#### AIM
Convert the material into a Markdown table with the columns "Row" and "Line," numbering each line and leaving out blank lines.

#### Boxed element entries
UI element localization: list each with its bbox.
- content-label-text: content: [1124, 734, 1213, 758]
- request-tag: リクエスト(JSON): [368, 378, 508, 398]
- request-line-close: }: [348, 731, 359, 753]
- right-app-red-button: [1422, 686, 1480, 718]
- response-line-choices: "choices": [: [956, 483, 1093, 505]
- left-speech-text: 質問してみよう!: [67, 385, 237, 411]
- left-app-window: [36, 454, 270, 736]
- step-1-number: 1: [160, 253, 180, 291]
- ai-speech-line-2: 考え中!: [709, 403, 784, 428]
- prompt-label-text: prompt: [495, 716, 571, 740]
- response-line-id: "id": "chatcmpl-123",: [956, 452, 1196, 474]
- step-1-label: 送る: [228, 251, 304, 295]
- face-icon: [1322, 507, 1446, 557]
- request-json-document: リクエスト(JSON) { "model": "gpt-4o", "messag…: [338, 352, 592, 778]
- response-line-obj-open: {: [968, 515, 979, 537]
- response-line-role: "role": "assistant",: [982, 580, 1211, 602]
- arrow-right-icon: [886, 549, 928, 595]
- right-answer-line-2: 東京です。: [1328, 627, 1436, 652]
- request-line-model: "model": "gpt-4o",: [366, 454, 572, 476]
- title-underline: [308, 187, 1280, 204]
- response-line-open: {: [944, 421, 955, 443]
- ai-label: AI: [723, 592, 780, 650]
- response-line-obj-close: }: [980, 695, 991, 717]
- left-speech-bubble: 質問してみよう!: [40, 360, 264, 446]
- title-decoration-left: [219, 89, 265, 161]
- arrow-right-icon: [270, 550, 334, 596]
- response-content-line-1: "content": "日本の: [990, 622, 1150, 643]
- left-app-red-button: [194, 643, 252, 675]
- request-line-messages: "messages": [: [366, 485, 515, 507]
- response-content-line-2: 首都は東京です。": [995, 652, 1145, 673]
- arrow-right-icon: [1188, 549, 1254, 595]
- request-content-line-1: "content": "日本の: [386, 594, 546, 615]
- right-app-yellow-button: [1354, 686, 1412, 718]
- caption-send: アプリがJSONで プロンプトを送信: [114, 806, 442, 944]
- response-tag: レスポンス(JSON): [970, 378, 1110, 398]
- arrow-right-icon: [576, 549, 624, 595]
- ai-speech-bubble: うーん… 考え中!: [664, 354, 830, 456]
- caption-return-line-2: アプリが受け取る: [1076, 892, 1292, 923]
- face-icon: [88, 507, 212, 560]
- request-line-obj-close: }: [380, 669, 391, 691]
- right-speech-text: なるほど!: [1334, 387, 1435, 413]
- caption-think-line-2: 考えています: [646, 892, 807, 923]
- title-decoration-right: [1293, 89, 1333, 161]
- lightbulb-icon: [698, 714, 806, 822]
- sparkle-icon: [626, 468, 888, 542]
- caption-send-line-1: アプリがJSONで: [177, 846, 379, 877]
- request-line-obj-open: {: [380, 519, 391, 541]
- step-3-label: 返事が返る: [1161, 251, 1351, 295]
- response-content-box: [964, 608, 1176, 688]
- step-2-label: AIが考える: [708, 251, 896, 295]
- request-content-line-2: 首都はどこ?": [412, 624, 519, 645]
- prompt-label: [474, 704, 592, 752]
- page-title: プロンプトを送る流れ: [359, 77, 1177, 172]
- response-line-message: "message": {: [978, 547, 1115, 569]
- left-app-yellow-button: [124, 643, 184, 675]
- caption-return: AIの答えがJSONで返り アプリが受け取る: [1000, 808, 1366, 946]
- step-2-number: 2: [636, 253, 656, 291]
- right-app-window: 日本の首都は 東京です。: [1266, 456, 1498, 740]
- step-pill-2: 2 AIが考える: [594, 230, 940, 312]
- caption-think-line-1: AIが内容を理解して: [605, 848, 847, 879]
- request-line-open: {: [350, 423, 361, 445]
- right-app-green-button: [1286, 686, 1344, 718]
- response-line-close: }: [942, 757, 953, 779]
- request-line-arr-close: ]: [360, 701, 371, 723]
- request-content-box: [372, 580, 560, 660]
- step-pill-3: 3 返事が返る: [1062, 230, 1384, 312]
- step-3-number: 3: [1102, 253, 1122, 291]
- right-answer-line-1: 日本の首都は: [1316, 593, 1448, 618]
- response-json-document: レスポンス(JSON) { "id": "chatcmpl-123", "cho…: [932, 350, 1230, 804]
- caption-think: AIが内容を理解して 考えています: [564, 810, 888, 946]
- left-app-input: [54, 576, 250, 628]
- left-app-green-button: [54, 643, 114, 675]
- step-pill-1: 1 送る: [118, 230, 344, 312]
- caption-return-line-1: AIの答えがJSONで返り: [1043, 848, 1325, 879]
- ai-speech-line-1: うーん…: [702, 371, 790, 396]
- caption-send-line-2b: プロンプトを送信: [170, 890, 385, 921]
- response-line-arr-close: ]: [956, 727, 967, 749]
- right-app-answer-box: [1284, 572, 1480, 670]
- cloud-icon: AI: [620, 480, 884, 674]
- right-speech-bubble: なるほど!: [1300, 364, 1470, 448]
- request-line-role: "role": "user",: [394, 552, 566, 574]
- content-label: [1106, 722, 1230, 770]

#### RESPONSE TO THIS TASK
| Row | Line |
|---|---|
| 1 | UI element localization: list each with its bbox. |
| 2 | - content-label-text: content: [1124, 734, 1213, 758] |
| 3 | - request-tag: リクエスト(JSON): [368, 378, 508, 398] |
| 4 | - request-line-close: }: [348, 731, 359, 753] |
| 5 | - right-app-red-button: [1422, 686, 1480, 718] |
| 6 | - response-line-choices: "choices": [: [956, 483, 1093, 505] |
| 7 | - left-speech-text: 質問してみよう!: [67, 385, 237, 411] |
| 8 | - left-app-window: [36, 454, 270, 736] |
| 9 | - step-1-number: 1: [160, 253, 180, 291] |
| 10 | - ai-speech-line-2: 考え中!: [709, 403, 784, 428] |
| 11 | - prompt-label-text: prompt: [495, 716, 571, 740] |
| 12 | - response-line-id: "id": "chatcmpl-123",: [956, 452, 1196, 474] |
| 13 | - step-1-label: 送る: [228, 251, 304, 295] |
| 14 | - face-icon: [1322, 507, 1446, 557] |
| 15 | - request-json-document: リクエスト(JSON) { "model": "gpt-4o", "messag…: [338, 352, 592, 778] |
| 16 | - response-line-obj-open: {: [968, 515, 979, 537] |
| 17 | - response-line-role: "role": "assistant",: [982, 580, 1211, 602] |
| 18 | - arrow-right-icon: [886, 549, 928, 595] |
| 19 | - right-answer-line-2: 東京です。: [1328, 627, 1436, 652] |
| 20 | - request-line-model: "model": "gpt-4o",: [366, 454, 572, 476] |
| 21 | - title-underline: [308, 187, 1280, 204] |
| 22 | - response-line-open: {: [944, 421, 955, 443] |
| 23 | - ai-label: AI: [723, 592, 780, 650] |
| 24 | - response-line-obj-close: }: [980, 695, 991, 717] |
| 25 | - left-speech-bubble: 質問してみよう!: [40, 360, 264, 446] |
| 26 | - title-decoration-left: [219, 89, 265, 161] |
| 27 | - arrow-right-icon: [270, 550, 334, 596] |
| 28 | - response-content-line-1: "content": "日本の: [990, 622, 1150, 643] |
| 29 | - left-app-red-button: [194, 643, 252, 675] |
| 30 | - request-line-messages: "messages": [: [366, 485, 515, 507] |
| 31 | - response-content-line-2: 首都は東京です。": [995, 652, 1145, 673] |
| 32 | - arrow-right-icon: [1188, 549, 1254, 595] |
| 33 | - request-content-line-1: "content": "日本の: [386, 594, 546, 615] |
| 34 | - right-app-yellow-button: [1354, 686, 1412, 718] |
| 35 | - caption-send: アプリがJSONで プロンプトを送信: [114, 806, 442, 944] |
| 36 | - response-tag: レスポンス(JSON): [970, 378, 1110, 398] |
| 37 | - arrow-right-icon: [576, 549, 624, 595] |
| 38 | - ai-speech-bubble: うーん… 考え中!: [664, 354, 830, 456] |
| 39 | - caption-return-line-2: アプリが受け取る: [1076, 892, 1292, 923] |
| 40 | - face-icon: [88, 507, 212, 560] |
| 41 | - request-line-obj-close: }: [380, 669, 391, 691] |
| 42 | - right-speech-text: なるほど!: [1334, 387, 1435, 413] |
| 43 | - caption-think-line-2: 考えています: [646, 892, 807, 923] |
| 44 | - title-decoration-right: [1293, 89, 1333, 161] |
| 45 | - lightbulb-icon: [698, 714, 806, 822] |
| 46 | - sparkle-icon: [626, 468, 888, 542] |
| 47 | - caption-send-line-1: アプリがJSONで: [177, 846, 379, 877] |
| 48 | - request-line-obj-open: {: [380, 519, 391, 541] |
| 49 | - step-3-label: 返事が返る: [1161, 251, 1351, 295] |
| 50 | - response-content-box: [964, 608, 1176, 688] |
| 51 | - step-2-label: AIが考える: [708, 251, 896, 295] |
| 52 | - request-content-line-2: 首都はどこ?": [412, 624, 519, 645] |
| 53 | - prompt-label: [474, 704, 592, 752] |
| 54 | - page-title: プロンプトを送る流れ: [359, 77, 1177, 172] |
| 55 | - response-line-message: "message": {: [978, 547, 1115, 569] |
| 56 | - left-app-yellow-button: [124, 643, 184, 675] |
| 57 | - caption-return: AIの答えがJSONで返り アプリが受け取る: [1000, 808, 1366, 946] |
| 58 | - step-2-number: 2: [636, 253, 656, 291] |
| 59 | - right-app-window: 日本の首都は 東京です。: [1266, 456, 1498, 740] |
| 60 | - step-pill-2: 2 AIが考える: [594, 230, 940, 312] |
| 61 | - caption-think-line-1: AIが内容を理解して: [605, 848, 847, 879] |
| 62 | - request-line-open: {: [350, 423, 361, 445] |
| 63 | - right-app-green-button: [1286, 686, 1344, 718] |
| 64 | - response-line-close: }: [942, 757, 953, 779] |
| 65 | - request-line-arr-close: ]: [360, 701, 371, 723] |
| 66 | - request-content-box: [372, 580, 560, 660] |
| 67 | - step-pill-3: 3 返事が返る: [1062, 230, 1384, 312] |
| 68 | - step-3-number: 3: [1102, 253, 1122, 291] |
| 69 | - right-answer-line-1: 日本の首都は: [1316, 593, 1448, 618] |
| 70 | - response-json-document: レスポンス(JSON) { "id": "chatcmpl-123", "cho…: [932, 350, 1230, 804] |
| 71 | - caption-think: AIが内容を理解して 考えています: [564, 810, 888, 946] |
| 72 | - left-app-input: [54, 576, 250, 628] |
| 73 | - left-app-green-button: [54, 643, 114, 675] |
| 74 | - step-pill-1: 1 送る: [118, 230, 344, 312] |
| 75 | - caption-return-line-1: AIの答えがJSONで返り: [1043, 848, 1325, 879] |
| 76 | - ai-speech-line-1: うーん…: [702, 371, 790, 396] |
| 77 | - caption-send-line-2b: プロンプトを送信: [170, 890, 385, 921] |
| 78 | - response-line-arr-close: ]: [956, 727, 967, 749] |
| 79 | - right-app-answer-box: [1284, 572, 1480, 670] |
| 80 | - cloud-icon: AI: [620, 480, 884, 674] |
| 81 | - right-speech-bubble: なるほど!: [1300, 364, 1470, 448] |
| 82 | - request-line-role: "role": "user",: [394, 552, 566, 574] |
| 83 | - content-label: [1106, 722, 1230, 770] |